• Directive:
Convert each of the entries below into a JSON list of strings, one string per line, omitting blank lines. Exclude the pictures from the output.

*** Data in this exercise ***

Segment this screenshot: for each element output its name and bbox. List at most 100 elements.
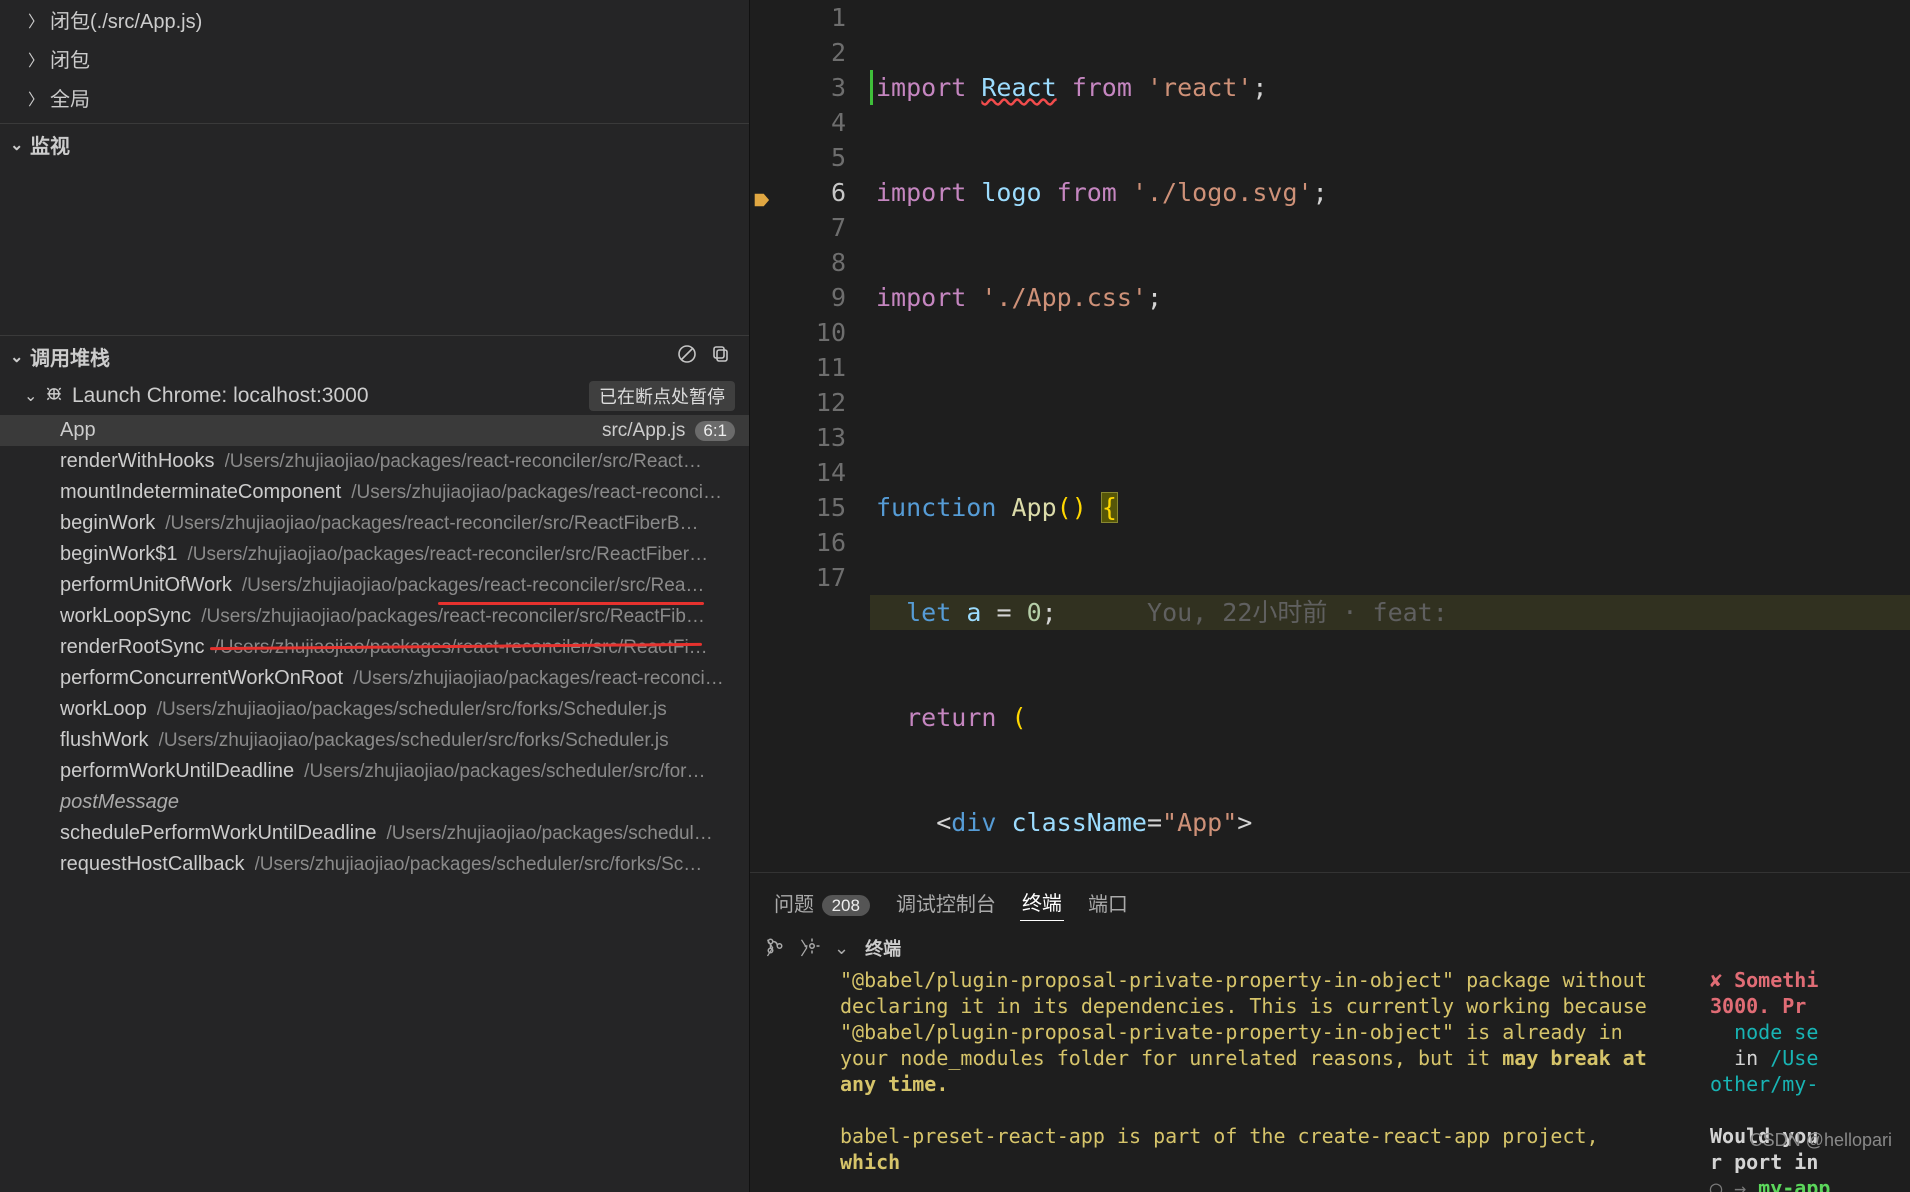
stack-frame[interactable]: mountIndeterminateComponent/Users/zhujia…: [0, 477, 749, 508]
variables-scope-closure[interactable]: 〉 闭包: [0, 39, 749, 78]
line-number: 5: [780, 140, 846, 175]
copy-icon[interactable]: [711, 344, 731, 370]
breakpoint-current-icon[interactable]: [752, 183, 770, 201]
frame-name: beginWork$1: [60, 543, 177, 566]
terminal-body[interactable]: "@babel/plugin-proposal-private-property…: [750, 967, 1910, 1192]
chevron-down-icon: ⌄: [10, 347, 22, 367]
watermark-text: CSDN @hellopari: [1750, 1130, 1892, 1151]
stack-frame[interactable]: renderWithHooks/Users/zhujiaojiao/packag…: [0, 446, 749, 477]
problems-count-badge: 208: [822, 895, 870, 916]
line-number: 14: [780, 455, 846, 490]
frame-name: performConcurrentWorkOnRoot: [60, 667, 343, 690]
stack-frame[interactable]: performConcurrentWorkOnRoot/Users/zhujia…: [0, 663, 749, 694]
chevron-right-icon: 〉: [28, 47, 40, 71]
frame-path: src/App.js: [106, 420, 686, 442]
frame-path: /Users/zhujiaojiao/packages/react-reconc…: [351, 482, 735, 504]
target-icon[interactable]: [803, 939, 821, 959]
chevron-down-icon: ⌄: [24, 386, 36, 406]
line-number: 9: [780, 280, 846, 315]
frame-path: /Users/zhujiaojiao/packages/scheduler/sr…: [255, 854, 735, 876]
tab-ports[interactable]: 端口: [1086, 884, 1130, 921]
thread-status-badge: 已在断点处暂停: [589, 381, 735, 411]
stack-frame[interactable]: schedulePerformWorkUntilDeadline/Users/z…: [0, 818, 749, 849]
stack-frame[interactable]: performWorkUntilDeadline/Users/zhujiaoji…: [0, 756, 749, 787]
panel-bottom: 问题 208 调试控制台 终端 端口 〉 〉 ⌄ 终端 "@babel/plug…: [750, 872, 1910, 1192]
stack-frame[interactable]: beginWork/Users/zhujiaojiao/packages/rea…: [0, 508, 749, 539]
frame-name: renderWithHooks: [60, 450, 215, 473]
forbid-icon[interactable]: [677, 344, 697, 370]
frame-name: beginWork: [60, 512, 155, 535]
stack-frame[interactable]: App src/App.js 6:1: [0, 415, 749, 446]
frame-name: schedulePerformWorkUntilDeadline: [60, 822, 376, 845]
watch-title: 监视: [30, 130, 70, 159]
stack-frame[interactable]: performUnitOfWork/Users/zhujiaojiao/pack…: [0, 570, 749, 601]
frame-path: /Users/zhujiaojiao/packages/react-reconc…: [201, 606, 735, 628]
frame-path: /Users/zhujiaojiao/packages/scheduler/sr…: [157, 699, 735, 721]
tab-problems[interactable]: 问题 208: [772, 884, 872, 921]
thread-label: Launch Chrome: localhost:3000: [72, 384, 369, 408]
scope-label: 全局: [50, 83, 90, 112]
frame-name: requestHostCallback: [60, 853, 245, 876]
stack-frame[interactable]: workLoopSync/Users/zhujiaojiao/packages/…: [0, 601, 749, 632]
frame-location-badge: 6:1: [695, 421, 735, 441]
watch-section: ⌄ 监视: [0, 123, 749, 335]
watch-header[interactable]: ⌄ 监视: [0, 124, 749, 165]
callstack-toolbar: [677, 344, 739, 370]
code-editor[interactable]: 1 2 3 4 5 6 7 8 9 10 11 12 13 14 15 16 1…: [750, 0, 1910, 872]
frame-name: workLoop: [60, 698, 147, 721]
frame-path: /Users/zhujiaojiao/packages/react-reconc…: [165, 513, 735, 535]
frame-path: /Users/zhujiaojiao/packages/scheduler/sr…: [159, 730, 735, 752]
source-control-icon[interactable]: [766, 939, 789, 959]
line-number: 7: [780, 210, 846, 245]
stack-frame[interactable]: flushWork/Users/zhujiaojiao/packages/sch…: [0, 725, 749, 756]
tab-debug-console[interactable]: 调试控制台: [894, 884, 998, 921]
callstack-header[interactable]: ⌄ 调用堆栈: [0, 336, 749, 377]
frame-path: /Users/zhujiaojiao/packages/react-reconc…: [242, 575, 735, 597]
line-number: 10: [780, 315, 846, 350]
chevron-right-icon: 〉: [28, 8, 40, 32]
stack-frame[interactable]: requestHostCallback/Users/zhujiaojiao/pa…: [0, 849, 749, 880]
stack-frame[interactable]: beginWork$1/Users/zhujiaojiao/packages/r…: [0, 539, 749, 570]
variables-scope-closure-file[interactable]: 〉 闭包(./src/App.js): [0, 0, 749, 39]
annotation-underline-1: [438, 602, 704, 605]
terminal-group-label: 终端: [865, 935, 901, 961]
watch-body-empty: [0, 165, 749, 335]
frame-name: postMessage: [60, 791, 179, 814]
right-panel: 1 2 3 4 5 6 7 8 9 10 11 12 13 14 15 16 1…: [750, 0, 1910, 1192]
callstack-title: 调用堆栈: [30, 342, 110, 371]
frame-path: /Users/zhujiaojiao/packages/react-reconc…: [187, 544, 735, 566]
line-number: 2: [780, 35, 846, 70]
line-number: 17: [780, 560, 846, 595]
line-number: 12: [780, 385, 846, 420]
frame-path: /Users/zhujiaojiao/packages/schedul…: [386, 823, 735, 845]
code-content[interactable]: import React from 'react'; import logo f…: [870, 0, 1910, 872]
line-number: 1: [780, 0, 846, 35]
debug-sidebar: 〉 闭包(./src/App.js) 〉 闭包 〉 全局 ⌄ 监视 ⌄ 调用堆栈: [0, 0, 750, 1192]
frame-name: App: [60, 419, 96, 442]
scope-label: 闭包: [50, 44, 90, 73]
terminal-toolbar: 〉 〉 ⌄ 终端: [750, 931, 1910, 967]
line-number: 8: [780, 245, 846, 280]
frame-path: /Users/zhujiaojiao/packages/react-reconc…: [225, 451, 735, 473]
frame-path: /Users/zhujiaojiao/packages/react-reconc…: [353, 668, 735, 690]
chevron-down-icon[interactable]: ⌄: [834, 938, 849, 959]
frame-name: workLoopSync: [60, 605, 191, 628]
variables-section: 〉 闭包(./src/App.js) 〉 闭包 〉 全局: [0, 0, 749, 117]
chevron-down-icon: ⌄: [10, 135, 22, 155]
stack-frame[interactable]: postMessage: [0, 787, 749, 818]
tab-label: 问题: [774, 894, 814, 916]
line-number: 11: [780, 350, 846, 385]
breakpoint-gutter[interactable]: [750, 0, 780, 872]
callstack-section: ⌄ 调用堆栈 ⌄ Launch Chrome: localhost:3000 已…: [0, 335, 749, 1192]
stack-frame[interactable]: workLoop/Users/zhujiaojiao/packages/sche…: [0, 694, 749, 725]
terminal-pane-left[interactable]: "@babel/plugin-proposal-private-property…: [840, 967, 1670, 1182]
line-number: 15: [780, 490, 846, 525]
line-number: 3: [780, 70, 846, 105]
line-number: 13: [780, 420, 846, 455]
thread-row[interactable]: ⌄ Launch Chrome: localhost:3000 已在断点处暂停: [0, 377, 749, 415]
frame-name: flushWork: [60, 729, 149, 752]
tab-terminal[interactable]: 终端: [1020, 883, 1064, 921]
variables-scope-global[interactable]: 〉 全局: [0, 78, 749, 117]
frame-name: renderRootSync: [60, 636, 205, 659]
line-number: 6: [780, 175, 846, 210]
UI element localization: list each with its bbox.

***

• The result:
[
  "Segment this screenshot: for each element output its name and bbox. List at most 100 elements.",
  "stack-frame[interactable]: mountIndeterminateComponent/Users/zhujia…: [0, 477, 749, 508]",
  "variables-scope-closure[interactable]: 〉 闭包: [0, 39, 749, 78]",
  "line-number: 5: [780, 140, 846, 175]",
  "copy-icon[interactable]: [711, 344, 731, 370]",
  "breakpoint-current-icon[interactable]: [752, 183, 770, 201]",
  "frame-name: beginWork$1: [60, 543, 177, 566]",
  "terminal-body[interactable]: \"@babel/plugin-proposal-private-property…: [750, 967, 1910, 1192]",
  "chevron-down-icon: ⌄: [10, 347, 22, 367]",
  "watermark-text: CSDN @hellopari: [1750, 1130, 1892, 1151]",
  "stack-frame[interactable]: renderWithHooks/Users/zhujiaojiao/packag…: [0, 446, 749, 477]",
  "problems-count-badge: 208: [822, 895, 870, 916]",
  "line-number: 14: [780, 455, 846, 490]",
  "frame-name: performConcurrentWorkOnRoot: [60, 667, 343, 690]",
  "stack-frame[interactable]: performConcurrentWorkOnRoot/Users/zhujia…: [0, 663, 749, 694]",
  "chevron-right-icon: 〉: [28, 47, 40, 71]",
  "frame-path: src/App.js: [106, 420, 686, 442]",
  "frame-path: /Users/zhujiaojiao/packages/react-reconc…: [351, 482, 735, 504]",
  "target-icon[interactable]: [803, 939, 821, 959]",
  "chevron-down-icon: ⌄: [24, 386, 36, 406]",
  "line-number: 9: [780, 280, 846, 315]",
  "frame-path: /Users/zhujiaojiao/packages/scheduler/sr…: [255, 854, 735, 876]",
  "tab-ports[interactable]: 端口: [1086, 884, 1130, 921]",
  "thread-status-badge: 已在断点处暂停: [589, 381, 735, 411]",
  "stack-frame[interactable]: schedulePerformWorkUntilDeadline/Users/z…: [0, 818, 749, 849]",
  "stack-frame[interactable]: performWorkUntilDeadline/Users/zhujiaoji…: [0, 756, 749, 787]",
  "panel-bottom: 问题 208 调试控制台 终端 端口 〉 〉 ⌄ 终端 \"@babel/plug…: [750, 872, 1910, 1192]",
  "stack-frame[interactable]: beginWork/Users/zhujiaojiao/packages/rea…: [0, 508, 749, 539]",
  "frame-name: renderWithHooks: [60, 450, 215, 473]",
  "forbid-icon[interactable]: [677, 344, 697, 370]",
  "frame-name: beginWork: [60, 512, 155, 535]",
  "stack-frame[interactable]: App src/App.js 6:1: [0, 415, 749, 446]",
  "frame-name: schedulePerformWorkUntilDeadline: [60, 822, 376, 845]",
  "watch-title: 监视: [30, 130, 70, 159]",
  "stack-frame[interactable]: performUnitOfWork/Users/zhujiaojiao/pack…: [0, 570, 749, 601]",
  "frame-path: /Users/zhujiaojiao/packages/react-reconc…: [201, 606, 735, 628]",
  "frame-path: /Users/zhujiaojiao/packages/scheduler/sr…: [157, 699, 735, 721]",
  "tab-problems[interactable]: 问题 208: [772, 884, 872, 921]",
  "thread-label: Launch Chrome: localhost:3000: [72, 384, 369, 408]",
  "scope-label: 全局: [50, 83, 90, 112]",
  "frame-name: requestHostCallback: [60, 853, 245, 876]",
  "stack-frame[interactable]: workLoopSync/Users/zhujiaojiao/packages/…: [0, 601, 749, 632]",
  "frame-location-badge: 6:1: [695, 421, 735, 441]",
  "watch-section: ⌄ 监视: [0, 123, 749, 335]",
  "watch-header[interactable]: ⌄ 监视: [0, 124, 749, 165]",
  "callstack-toolbar: [677, 344, 739, 370]",
  "code-editor[interactable]: 1 2 3 4 5 6 7 8 9 10 11 12 13 14 15 16 1…: [750, 0, 1910, 872]",
  "frame-name: workLoop: [60, 698, 147, 721]",
  "frame-path: /Users/zhujiaojiao/packages/react-reconc…: [165, 513, 735, 535]",
  "frame-path: /Users/zhujiaojiao/packages/scheduler/sr…: [159, 730, 735, 752]",
  "source-control-icon[interactable]: [766, 939, 789, 959]",
  "line-number: 7: [780, 210, 846, 245]",
  "stack-frame[interactable]: flushWork/Users/zhujiaojiao/packages/sch…: [0, 725, 749, 756]",
  "tab-debug-console[interactable]: 调试控制台: [894, 884, 998, 921]",
  "callstack-header[interactable]: ⌄ 调用堆栈: [0, 336, 749, 377]",
  "frame-path: /Users/zhujiaojiao/packages/react-reconc…: [242, 575, 735, 597]",
  "line-number: 10: [780, 315, 846, 350]",
  "chevron-right-icon: 〉: [28, 8, 40, 32]",
  "stack-frame[interactable]: requestHostCallback/Users/zhujiaojiao/pa…: [0, 849, 749, 880]",
  "stack-frame[interactable]: beginWork$1/Users/zhujiaojiao/packages/r…: [0, 539, 749, 570]",
  "variables-scope-closure-file[interactable]: 〉 闭包(./src/App.js): [0, 0, 749, 39]",
  "annotation-underline-1: [438, 602, 704, 605]",
  "terminal-group-label: 终端: [865, 935, 901, 961]",
  "watch-body-empty: [0, 165, 749, 335]",
  "frame-name: postMessage: [60, 791, 179, 814]",
  "right-panel: 1 2 3 4 5 6 7 8 9 10 11 12 13 14 15 16 1…: [750, 0, 1910, 1192]",
  "callstack-title: 调用堆栈: [30, 342, 110, 371]",
  "frame-path: /Users/zhujiaojiao/packages/react-reconc…: [187, 544, 735, 566]",
  "line-number: 2: [780, 35, 846, 70]",
  "line-number: 17: [780, 560, 846, 595]",
  "line-number: 12: [780, 385, 846, 420]",
  "frame-path: /Users/zhujiaojiao/packages/schedul…: [386, 823, 735, 845]",
  "code-content[interactable]: import React from 'react'; import logo f…: [870, 0, 1910, 872]",
  "line-number: 1: [780, 0, 846, 35]",
  "debug-sidebar: 〉 闭包(./src/App.js) 〉 闭包 〉 全局 ⌄ 监视 ⌄ 调用堆栈: [0, 0, 750, 1192]",
  "frame-name: App: [60, 419, 96, 442]",
  "scope-label: 闭包: [50, 44, 90, 73]",
  "terminal-toolbar: 〉 〉 ⌄ 终端: [750, 931, 1910, 967]",
  "line-number: 8: [780, 245, 846, 280]",
  "frame-path: /Users/zhujiaojiao/packages/react-reconc…: [225, 451, 735, 473]",
  "frame-path: /Users/zhujiaojiao/packages/react-reconc…: [353, 668, 735, 690]",
  "chevron-down-icon[interactable]: ⌄: [834, 938, 849, 959]",
  "frame-name: workLoopSync: [60, 605, 191, 628]",
  "variables-section: 〉 闭包(./src/App.js) 〉 闭包 〉 全局: [0, 0, 749, 117]",
  "chevron-down-icon: ⌄: [10, 135, 22, 155]",
  "stack-frame[interactable]: postMessage: [0, 787, 749, 818]",
  "tab-label: 问题: [774, 894, 814, 916]",
  "line-number: 11: [780, 350, 846, 385]",
  "breakpoint-gutter[interactable]: [750, 0, 780, 872]",
  "callstack-section: ⌄ 调用堆栈 ⌄ Launch Chrome: localhost:3000 已…: [0, 335, 749, 1192]",
  "stack-frame[interactable]: workLoop/Users/zhujiaojiao/packages/sche…: [0, 694, 749, 725]",
  "terminal-pane-left[interactable]: \"@babel/plugin-proposal-private-property…: [840, 967, 1670, 1182]",
  "line-number: 15: [780, 490, 846, 525]",
  "line-number: 3: [780, 70, 846, 105]",
  "line-number: 13: [780, 420, 846, 455]",
  "thread-row[interactable]: ⌄ Launch Chrome: localhost:3000 已在断点处暂停: [0, 377, 749, 415]",
  "frame-name: flushWork: [60, 729, 149, 752]",
  "tab-terminal[interactable]: 终端: [1020, 883, 1064, 921]",
  "variables-scope-global[interactable]: 〉 全局: [0, 78, 749, 117]",
  "frame-name: renderRootSync: [60, 636, 205, 659]",
  "line-number: 6: [780, 175, 846, 210]",
  "UI element localization: list each with its bbox."
]